WHAT YOU NEED TO DO »
Copy out, exactly as written, only the line containing "Read all visible content and emit it as JSON." and the lines after it through the end of the records.

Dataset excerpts
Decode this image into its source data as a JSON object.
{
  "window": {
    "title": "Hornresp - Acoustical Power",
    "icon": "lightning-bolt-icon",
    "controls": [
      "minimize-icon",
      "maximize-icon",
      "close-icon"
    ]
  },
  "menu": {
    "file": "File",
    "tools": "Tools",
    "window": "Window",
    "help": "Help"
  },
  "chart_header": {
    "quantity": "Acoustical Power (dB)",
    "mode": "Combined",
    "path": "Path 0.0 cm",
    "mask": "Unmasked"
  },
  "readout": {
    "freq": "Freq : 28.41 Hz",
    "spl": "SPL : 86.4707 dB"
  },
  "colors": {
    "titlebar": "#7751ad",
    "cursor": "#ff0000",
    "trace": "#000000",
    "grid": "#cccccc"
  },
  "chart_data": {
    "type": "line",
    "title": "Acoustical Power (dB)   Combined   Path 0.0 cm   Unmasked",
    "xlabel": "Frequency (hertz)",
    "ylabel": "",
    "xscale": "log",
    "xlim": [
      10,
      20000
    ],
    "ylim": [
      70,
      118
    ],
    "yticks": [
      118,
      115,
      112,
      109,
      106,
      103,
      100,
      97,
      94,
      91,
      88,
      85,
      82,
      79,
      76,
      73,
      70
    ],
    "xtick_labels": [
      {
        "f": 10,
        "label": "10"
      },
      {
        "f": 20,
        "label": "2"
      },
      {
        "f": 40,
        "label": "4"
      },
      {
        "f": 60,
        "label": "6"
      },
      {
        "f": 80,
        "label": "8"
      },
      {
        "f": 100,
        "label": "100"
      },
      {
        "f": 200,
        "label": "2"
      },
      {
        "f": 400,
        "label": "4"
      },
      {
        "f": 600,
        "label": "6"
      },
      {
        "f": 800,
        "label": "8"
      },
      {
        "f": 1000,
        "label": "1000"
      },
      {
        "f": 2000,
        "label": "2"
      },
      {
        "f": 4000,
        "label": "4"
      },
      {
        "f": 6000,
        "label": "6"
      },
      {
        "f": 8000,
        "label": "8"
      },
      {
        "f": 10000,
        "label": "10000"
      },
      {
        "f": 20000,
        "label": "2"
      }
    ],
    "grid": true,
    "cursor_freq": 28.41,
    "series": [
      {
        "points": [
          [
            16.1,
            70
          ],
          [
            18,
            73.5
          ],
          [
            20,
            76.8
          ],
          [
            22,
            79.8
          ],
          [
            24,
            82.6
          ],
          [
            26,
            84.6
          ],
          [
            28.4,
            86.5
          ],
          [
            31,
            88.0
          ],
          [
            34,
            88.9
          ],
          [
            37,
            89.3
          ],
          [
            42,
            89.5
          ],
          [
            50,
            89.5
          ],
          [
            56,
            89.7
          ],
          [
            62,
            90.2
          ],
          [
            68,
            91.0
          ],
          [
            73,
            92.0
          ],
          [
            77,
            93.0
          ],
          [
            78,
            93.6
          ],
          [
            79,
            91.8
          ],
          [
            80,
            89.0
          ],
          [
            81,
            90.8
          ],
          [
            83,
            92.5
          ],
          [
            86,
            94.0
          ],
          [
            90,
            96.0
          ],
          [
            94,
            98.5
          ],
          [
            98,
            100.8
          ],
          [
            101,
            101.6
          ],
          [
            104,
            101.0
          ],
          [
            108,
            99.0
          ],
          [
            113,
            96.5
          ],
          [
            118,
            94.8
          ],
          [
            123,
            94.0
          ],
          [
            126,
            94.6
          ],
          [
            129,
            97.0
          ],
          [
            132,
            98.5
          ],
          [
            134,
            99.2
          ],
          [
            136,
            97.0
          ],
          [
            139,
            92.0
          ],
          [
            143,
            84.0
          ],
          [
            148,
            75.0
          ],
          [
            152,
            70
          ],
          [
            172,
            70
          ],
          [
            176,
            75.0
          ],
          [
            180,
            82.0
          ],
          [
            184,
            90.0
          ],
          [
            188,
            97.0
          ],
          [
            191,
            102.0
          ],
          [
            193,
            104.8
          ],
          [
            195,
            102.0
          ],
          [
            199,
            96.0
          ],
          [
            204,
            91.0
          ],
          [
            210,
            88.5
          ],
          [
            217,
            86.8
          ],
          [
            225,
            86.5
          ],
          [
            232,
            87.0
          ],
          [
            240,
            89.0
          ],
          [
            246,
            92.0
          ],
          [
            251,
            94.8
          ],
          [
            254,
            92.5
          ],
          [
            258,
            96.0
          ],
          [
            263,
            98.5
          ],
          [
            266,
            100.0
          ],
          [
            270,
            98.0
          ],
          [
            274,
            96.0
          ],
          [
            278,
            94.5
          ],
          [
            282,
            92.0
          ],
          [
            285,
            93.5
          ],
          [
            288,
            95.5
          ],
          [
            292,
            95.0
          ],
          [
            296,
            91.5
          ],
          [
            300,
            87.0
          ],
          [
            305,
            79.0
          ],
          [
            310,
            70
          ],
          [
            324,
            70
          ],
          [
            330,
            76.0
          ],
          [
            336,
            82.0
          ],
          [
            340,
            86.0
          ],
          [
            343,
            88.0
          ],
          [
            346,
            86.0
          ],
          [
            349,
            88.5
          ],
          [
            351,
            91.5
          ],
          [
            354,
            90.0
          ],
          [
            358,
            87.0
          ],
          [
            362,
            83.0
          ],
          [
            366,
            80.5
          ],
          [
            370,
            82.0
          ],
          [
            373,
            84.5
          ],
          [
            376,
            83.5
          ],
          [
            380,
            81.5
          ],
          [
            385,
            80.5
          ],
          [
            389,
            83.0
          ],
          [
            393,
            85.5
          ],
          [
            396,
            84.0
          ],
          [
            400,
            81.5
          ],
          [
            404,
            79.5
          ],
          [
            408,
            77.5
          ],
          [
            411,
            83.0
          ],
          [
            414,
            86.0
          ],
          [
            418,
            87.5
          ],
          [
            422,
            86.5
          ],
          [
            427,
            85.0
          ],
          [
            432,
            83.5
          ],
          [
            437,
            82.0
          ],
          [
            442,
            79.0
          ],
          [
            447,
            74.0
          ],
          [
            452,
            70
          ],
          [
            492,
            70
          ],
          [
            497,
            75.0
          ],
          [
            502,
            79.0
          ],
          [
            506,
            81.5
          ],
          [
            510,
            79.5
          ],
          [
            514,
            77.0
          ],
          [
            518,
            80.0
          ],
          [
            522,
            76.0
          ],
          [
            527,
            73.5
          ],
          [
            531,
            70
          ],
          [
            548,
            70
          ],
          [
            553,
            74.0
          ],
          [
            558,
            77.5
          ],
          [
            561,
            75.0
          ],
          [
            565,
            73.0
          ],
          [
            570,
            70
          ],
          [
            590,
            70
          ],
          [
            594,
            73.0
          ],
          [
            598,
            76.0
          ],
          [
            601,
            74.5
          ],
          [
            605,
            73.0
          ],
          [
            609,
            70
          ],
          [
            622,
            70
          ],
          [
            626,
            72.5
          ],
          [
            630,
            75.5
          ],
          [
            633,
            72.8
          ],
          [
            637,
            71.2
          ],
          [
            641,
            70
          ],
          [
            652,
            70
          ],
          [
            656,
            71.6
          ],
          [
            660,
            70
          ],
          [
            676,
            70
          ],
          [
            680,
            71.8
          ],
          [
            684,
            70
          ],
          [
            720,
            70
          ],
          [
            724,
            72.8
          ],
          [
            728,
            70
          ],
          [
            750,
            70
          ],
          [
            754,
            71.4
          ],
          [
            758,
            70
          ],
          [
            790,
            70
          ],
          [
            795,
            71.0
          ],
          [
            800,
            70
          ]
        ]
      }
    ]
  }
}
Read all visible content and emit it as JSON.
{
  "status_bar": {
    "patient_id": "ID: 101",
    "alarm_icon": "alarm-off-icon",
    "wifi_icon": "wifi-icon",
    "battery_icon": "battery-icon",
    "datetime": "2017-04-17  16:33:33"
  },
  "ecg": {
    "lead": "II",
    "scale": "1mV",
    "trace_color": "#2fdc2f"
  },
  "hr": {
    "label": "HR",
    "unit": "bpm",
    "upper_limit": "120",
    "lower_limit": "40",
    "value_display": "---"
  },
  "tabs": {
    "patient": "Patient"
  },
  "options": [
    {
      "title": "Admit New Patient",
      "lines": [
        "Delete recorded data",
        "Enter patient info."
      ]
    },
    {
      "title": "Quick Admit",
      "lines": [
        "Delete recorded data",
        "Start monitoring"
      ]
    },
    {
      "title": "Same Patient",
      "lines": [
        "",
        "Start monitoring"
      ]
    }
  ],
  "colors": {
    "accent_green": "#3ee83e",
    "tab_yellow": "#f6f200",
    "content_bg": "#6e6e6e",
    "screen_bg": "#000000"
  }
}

ANSWER »
Read all visible content and emit it as JSON.
{
  "status_bar": {
    "patient_id": "ID: 101",
    "alarm_icon": "alarm-off-icon",
    "wifi_icon": "wifi-icon",
    "battery_icon": "battery-icon",
    "datetime": "2017-04-17  16:33:33"
  },
  "ecg": {
    "lead": "II",
    "scale": "1mV",
    "trace_color": "#2fdc2f"
  },
  "hr": {
    "label": "HR",
    "unit": "bpm",
    "upper_limit": "120",
    "lower_limit": "40",
    "value_display": "---"
  },
  "tabs": {
    "patient": "Patient"
  },
  "options": [
    {
      "title": "Admit New Patient",
      "lines": [
        "Delete recorded data",
        "Enter patient info."
      ]
    },
    {
      "title": "Quick Admit",
      "lines": [
        "Delete recorded data",
        "Start monitoring"
      ]
    },
    {
      "title": "Same Patient",
      "lines": [
        "",
        "Start monitoring"
      ]
    }
  ],
  "colors": {
    "accent_green": "#3ee83e",
    "tab_yellow": "#f6f200",
    "content_bg": "#6e6e6e",
    "screen_bg": "#000000"
  }
}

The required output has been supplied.